**What you have to do:**
Reproduce the records below in full and exactly, without their images.

**Records supplied:**
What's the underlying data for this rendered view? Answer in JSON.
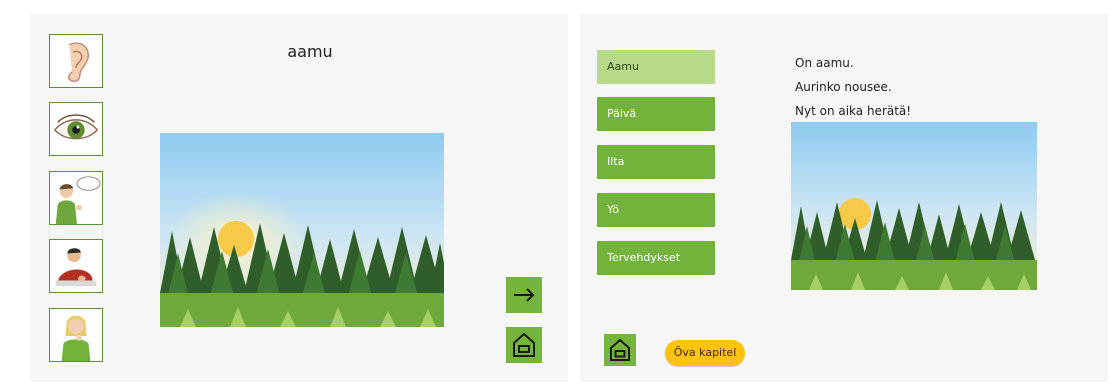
{
  "left": {
    "word": "aamu",
    "sense_cards": [
      {
        "icon": "ear-icon"
      },
      {
        "icon": "eye-icon"
      },
      {
        "icon": "speaking-person-icon"
      },
      {
        "icon": "writing-person-icon"
      },
      {
        "icon": "thinking-person-icon"
      }
    ],
    "scene": "sunrise-forest-image",
    "next_icon": "arrow-right-icon",
    "home_icon": "home-icon"
  },
  "right": {
    "menu": [
      {
        "label": "Aamu",
        "active": true
      },
      {
        "label": "Päivä",
        "active": false
      },
      {
        "label": "Ilta",
        "active": false
      },
      {
        "label": "Yö",
        "active": false
      },
      {
        "label": "Tervehdykset",
        "active": false
      }
    ],
    "story": [
      "On aamu.",
      "Aurinko nousee.",
      "Nyt on aika herätä!"
    ],
    "scene": "sunrise-forest-image",
    "home_icon": "home-icon",
    "practice_button": "Öva kapitel"
  },
  "colors": {
    "green": "#75b53e",
    "green_active": "#b6d98a",
    "yellow": "#ffc20e",
    "panel": "#f6f6f6"
  }
}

**Output:**
What's the underlying data for this rendered view? Answer in JSON.
{
  "left": {
    "word": "aamu",
    "sense_cards": [
      {
        "icon": "ear-icon"
      },
      {
        "icon": "eye-icon"
      },
      {
        "icon": "speaking-person-icon"
      },
      {
        "icon": "writing-person-icon"
      },
      {
        "icon": "thinking-person-icon"
      }
    ],
    "scene": "sunrise-forest-image",
    "next_icon": "arrow-right-icon",
    "home_icon": "home-icon"
  },
  "right": {
    "menu": [
      {
        "label": "Aamu",
        "active": true
      },
      {
        "label": "Päivä",
        "active": false
      },
      {
        "label": "Ilta",
        "active": false
      },
      {
        "label": "Yö",
        "active": false
      },
      {
        "label": "Tervehdykset",
        "active": false
      }
    ],
    "story": [
      "On aamu.",
      "Aurinko nousee.",
      "Nyt on aika herätä!"
    ],
    "scene": "sunrise-forest-image",
    "home_icon": "home-icon",
    "practice_button": "Öva kapitel"
  },
  "colors": {
    "green": "#75b53e",
    "green_active": "#b6d98a",
    "yellow": "#ffc20e",
    "panel": "#f6f6f6"
  }
}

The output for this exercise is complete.